-- start Raw data --

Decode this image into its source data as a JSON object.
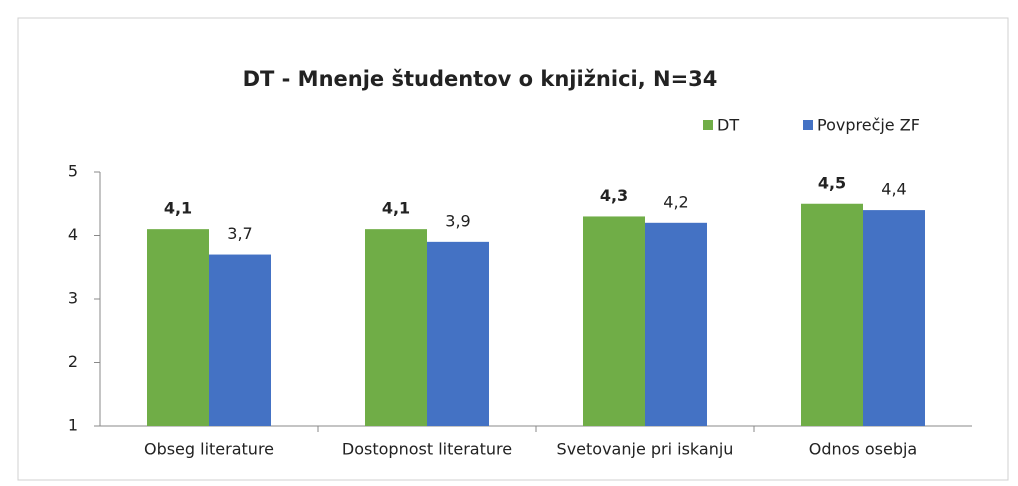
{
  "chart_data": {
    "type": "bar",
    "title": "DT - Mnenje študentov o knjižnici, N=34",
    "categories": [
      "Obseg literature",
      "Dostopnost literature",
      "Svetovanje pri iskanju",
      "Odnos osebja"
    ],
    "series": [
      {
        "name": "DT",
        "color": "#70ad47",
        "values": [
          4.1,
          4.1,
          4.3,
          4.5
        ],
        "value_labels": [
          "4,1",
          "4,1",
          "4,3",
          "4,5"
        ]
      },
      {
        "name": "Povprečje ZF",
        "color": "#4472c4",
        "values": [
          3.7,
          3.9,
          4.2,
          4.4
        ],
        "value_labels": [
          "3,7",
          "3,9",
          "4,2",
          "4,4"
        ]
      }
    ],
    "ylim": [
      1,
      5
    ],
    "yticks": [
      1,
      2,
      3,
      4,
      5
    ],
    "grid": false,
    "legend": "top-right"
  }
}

-- end Raw data --

■ What you have to do ■
Collect each line holding the string "literature".

■ Answer to this problem ■
      "Obseg literature",
      "Dostopnost literature",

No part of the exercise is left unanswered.